• **REQUIREMENTS**: Gather each line containing the string "cibi" from these entries.

• **DATA**:
○ ○ ○ ○ ○ ○ ○

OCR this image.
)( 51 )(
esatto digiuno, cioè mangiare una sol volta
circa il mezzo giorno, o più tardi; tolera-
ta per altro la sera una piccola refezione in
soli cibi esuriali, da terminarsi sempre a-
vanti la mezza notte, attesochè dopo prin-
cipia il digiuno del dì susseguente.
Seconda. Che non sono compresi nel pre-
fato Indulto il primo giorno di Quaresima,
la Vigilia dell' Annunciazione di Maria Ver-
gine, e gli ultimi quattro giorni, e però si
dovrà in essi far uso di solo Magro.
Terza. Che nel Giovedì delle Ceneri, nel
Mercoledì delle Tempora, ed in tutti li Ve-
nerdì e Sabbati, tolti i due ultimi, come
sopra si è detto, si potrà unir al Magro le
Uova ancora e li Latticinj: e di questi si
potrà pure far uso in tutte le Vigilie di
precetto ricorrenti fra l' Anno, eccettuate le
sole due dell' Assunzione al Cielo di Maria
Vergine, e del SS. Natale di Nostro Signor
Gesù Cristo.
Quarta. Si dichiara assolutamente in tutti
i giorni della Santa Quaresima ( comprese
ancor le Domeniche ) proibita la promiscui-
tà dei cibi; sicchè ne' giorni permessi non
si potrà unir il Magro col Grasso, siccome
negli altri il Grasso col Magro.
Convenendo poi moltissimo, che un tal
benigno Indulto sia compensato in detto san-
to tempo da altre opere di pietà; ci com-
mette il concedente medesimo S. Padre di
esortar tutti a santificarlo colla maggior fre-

○ ○ ○ ○ ○ ○ ○

• **RESPONSE BELOW**:
soli cibi esuriali, da terminarsi sempre a-
tà dei cibi; sicchè ne' giorni permessi non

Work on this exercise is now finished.